▶ **Comprueba tu comprensión**:
**a)** Según el fragmento sobre Guerrero, ¿qué cargo ocupa Miguel Ángel Osorio Chong?
**b)** Enumera todas las carencias que, según la cita inicial del fragmento sobre Guerrero, impidieron al gobierno de ese estado tomar la acción que le correspondía.
**c)** Redacta la continuación del fragmento sobre Guerrero a partir de su última oración.

▶ **Extracto del documento**:

=====

T. J. Gómez
“Porque no se formaron instituciones, no formaron nuevos
policías, no los capacitaron y no había controles de confianza, por lo que era
muy difícil tomar la acción que le correspondía al gobierno de Guerrero. Y se
lo dijimos al gobernador (Ángel) Aguirre y al gobernador interino”.
Estas son las palabras del mismísimo secretario de
Gobernación, Miguel Ángel Osorio Chong, quien ha pasado noches de vela y
tremendos corajes –ahora lo confirma—porque quienes debieron tomar las
decisiones en su momento en la entidad, no lo hicieron.
“Se lo dijimos a sus secretarios de Seguridad que tenían que
formar sus propias instituciones, por lo que hoy son las consecuencias las que
se están sufriendo en Guerrero”, agregó el hombre fuerte de la política interna
del país.

=====

▶ **Extracto de datos**:
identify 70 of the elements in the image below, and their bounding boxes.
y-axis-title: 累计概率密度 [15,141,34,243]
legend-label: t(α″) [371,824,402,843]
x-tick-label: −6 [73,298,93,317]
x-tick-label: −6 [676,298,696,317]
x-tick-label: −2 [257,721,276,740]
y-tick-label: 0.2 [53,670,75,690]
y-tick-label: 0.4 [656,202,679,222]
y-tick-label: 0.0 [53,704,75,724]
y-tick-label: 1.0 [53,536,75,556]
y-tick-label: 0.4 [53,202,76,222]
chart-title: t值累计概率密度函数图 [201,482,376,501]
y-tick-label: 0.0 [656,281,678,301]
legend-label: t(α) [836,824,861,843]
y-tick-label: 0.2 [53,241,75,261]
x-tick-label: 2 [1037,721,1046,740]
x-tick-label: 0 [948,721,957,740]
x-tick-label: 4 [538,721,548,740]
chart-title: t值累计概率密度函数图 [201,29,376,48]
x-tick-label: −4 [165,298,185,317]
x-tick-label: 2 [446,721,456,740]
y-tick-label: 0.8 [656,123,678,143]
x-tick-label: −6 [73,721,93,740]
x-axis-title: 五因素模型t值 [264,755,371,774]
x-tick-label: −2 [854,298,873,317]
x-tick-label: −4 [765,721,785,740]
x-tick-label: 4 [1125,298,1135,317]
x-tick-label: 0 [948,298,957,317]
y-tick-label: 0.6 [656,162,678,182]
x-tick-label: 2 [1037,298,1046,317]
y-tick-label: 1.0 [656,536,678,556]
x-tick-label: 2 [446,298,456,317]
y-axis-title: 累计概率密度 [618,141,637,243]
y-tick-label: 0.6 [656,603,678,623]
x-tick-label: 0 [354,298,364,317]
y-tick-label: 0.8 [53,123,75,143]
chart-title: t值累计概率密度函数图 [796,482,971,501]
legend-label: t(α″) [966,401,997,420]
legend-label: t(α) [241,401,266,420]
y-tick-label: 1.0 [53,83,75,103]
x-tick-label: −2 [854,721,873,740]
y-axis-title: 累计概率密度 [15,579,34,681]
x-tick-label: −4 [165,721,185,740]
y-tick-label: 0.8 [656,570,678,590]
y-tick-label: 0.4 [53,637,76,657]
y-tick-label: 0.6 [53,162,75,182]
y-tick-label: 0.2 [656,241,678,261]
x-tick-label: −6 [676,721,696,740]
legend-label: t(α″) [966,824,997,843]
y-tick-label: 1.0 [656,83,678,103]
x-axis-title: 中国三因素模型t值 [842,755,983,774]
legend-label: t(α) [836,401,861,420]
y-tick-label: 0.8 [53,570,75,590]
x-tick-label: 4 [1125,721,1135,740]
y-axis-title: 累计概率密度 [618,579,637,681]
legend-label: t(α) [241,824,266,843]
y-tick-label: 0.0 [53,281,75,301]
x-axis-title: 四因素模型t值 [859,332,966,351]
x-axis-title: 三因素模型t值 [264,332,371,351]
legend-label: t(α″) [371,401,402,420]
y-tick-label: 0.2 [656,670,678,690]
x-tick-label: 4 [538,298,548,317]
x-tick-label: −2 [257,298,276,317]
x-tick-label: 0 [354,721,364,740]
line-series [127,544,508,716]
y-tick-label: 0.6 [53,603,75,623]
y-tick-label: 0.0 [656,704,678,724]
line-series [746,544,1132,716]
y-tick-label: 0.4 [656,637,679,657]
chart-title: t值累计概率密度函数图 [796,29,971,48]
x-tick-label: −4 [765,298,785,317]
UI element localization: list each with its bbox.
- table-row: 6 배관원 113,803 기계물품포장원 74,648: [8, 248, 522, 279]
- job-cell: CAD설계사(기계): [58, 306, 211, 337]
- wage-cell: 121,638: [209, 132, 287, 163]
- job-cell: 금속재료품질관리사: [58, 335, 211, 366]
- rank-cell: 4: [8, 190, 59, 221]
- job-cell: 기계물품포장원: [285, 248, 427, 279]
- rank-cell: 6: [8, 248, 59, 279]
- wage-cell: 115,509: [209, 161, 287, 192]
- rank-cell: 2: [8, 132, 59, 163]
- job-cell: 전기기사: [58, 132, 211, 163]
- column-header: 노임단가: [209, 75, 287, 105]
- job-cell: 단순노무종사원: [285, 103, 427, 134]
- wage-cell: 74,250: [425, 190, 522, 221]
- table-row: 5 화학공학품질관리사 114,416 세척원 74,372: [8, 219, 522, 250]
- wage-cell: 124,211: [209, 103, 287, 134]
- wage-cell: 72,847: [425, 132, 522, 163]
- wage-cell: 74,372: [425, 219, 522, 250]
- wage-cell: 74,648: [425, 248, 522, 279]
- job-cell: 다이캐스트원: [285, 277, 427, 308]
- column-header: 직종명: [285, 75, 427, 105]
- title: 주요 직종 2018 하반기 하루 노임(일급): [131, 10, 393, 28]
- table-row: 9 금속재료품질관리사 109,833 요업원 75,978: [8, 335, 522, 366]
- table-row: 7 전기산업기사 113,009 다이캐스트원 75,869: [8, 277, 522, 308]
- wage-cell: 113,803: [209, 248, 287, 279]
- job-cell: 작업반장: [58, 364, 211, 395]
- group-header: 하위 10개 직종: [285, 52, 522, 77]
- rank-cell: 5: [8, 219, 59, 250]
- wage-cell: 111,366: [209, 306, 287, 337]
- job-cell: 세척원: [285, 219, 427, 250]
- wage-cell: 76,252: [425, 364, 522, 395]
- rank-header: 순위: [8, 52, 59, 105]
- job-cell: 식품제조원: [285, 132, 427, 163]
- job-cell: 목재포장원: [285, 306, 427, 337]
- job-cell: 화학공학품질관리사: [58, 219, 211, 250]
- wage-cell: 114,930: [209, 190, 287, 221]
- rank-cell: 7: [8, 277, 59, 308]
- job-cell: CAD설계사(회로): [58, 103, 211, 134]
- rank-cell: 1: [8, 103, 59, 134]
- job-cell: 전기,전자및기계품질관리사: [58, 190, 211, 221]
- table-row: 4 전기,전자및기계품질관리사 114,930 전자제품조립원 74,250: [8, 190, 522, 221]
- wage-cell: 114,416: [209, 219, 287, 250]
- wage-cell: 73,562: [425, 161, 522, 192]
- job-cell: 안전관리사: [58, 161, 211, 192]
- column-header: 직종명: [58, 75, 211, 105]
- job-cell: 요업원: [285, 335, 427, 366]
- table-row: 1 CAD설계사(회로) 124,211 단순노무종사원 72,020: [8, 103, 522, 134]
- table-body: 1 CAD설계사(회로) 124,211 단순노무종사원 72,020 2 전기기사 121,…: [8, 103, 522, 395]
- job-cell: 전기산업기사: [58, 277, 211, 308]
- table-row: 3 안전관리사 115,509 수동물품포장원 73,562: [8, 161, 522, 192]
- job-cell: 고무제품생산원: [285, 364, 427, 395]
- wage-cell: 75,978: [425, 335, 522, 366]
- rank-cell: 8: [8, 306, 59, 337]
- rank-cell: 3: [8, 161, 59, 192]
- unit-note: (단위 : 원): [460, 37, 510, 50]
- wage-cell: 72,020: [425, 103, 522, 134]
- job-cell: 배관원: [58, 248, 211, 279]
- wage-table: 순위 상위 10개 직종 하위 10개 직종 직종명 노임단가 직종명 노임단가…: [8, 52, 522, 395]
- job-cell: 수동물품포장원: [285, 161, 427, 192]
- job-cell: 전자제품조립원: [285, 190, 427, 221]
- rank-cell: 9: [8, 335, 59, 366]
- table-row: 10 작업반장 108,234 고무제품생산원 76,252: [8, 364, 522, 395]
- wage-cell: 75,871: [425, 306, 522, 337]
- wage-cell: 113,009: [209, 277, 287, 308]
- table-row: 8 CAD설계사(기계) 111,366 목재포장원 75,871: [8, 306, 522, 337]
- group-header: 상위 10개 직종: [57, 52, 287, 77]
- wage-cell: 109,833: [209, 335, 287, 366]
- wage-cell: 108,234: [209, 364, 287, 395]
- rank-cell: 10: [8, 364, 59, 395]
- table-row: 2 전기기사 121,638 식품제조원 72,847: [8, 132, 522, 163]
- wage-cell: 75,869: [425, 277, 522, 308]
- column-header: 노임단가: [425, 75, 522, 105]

=====

▶ **Conjunto de respuestas**:
**a)** Secretario de Gobernación.

**b)**
- No se formaron instituciones.
- No se formaron nuevos policías.
- No se capacitó a los policías.
- No había controles de confianza.

**c)**
Obviamente, durante el último año en Guerrero, durante el
oscurantismo que privó en el Reino de Nunca Jamás, los problemas se potencializaron
al grado de que eran los mismos policías preventivos estatales y hasta los paramédicos
y rescatistas de Protecci´ón Civil los que tomaban las calles para protestar
por las injusticias que enfrentaban. A ese nivel llegó el caos en materia de
seguridad.
Ahora, el secretario de Gobernación se refiere por primera
vez al rol que jugaron los responsables políticos de la entidad y públicamente
advierte: se los dijimos pero no hicieron caso. ¿Y nada más?
Todo quedará en un anécdota discursivo para la reflexión y
el horro, mientras que Acapulco sigue siendo la ciudad con mayor número de
homicidios del país, por encima de Tijuana.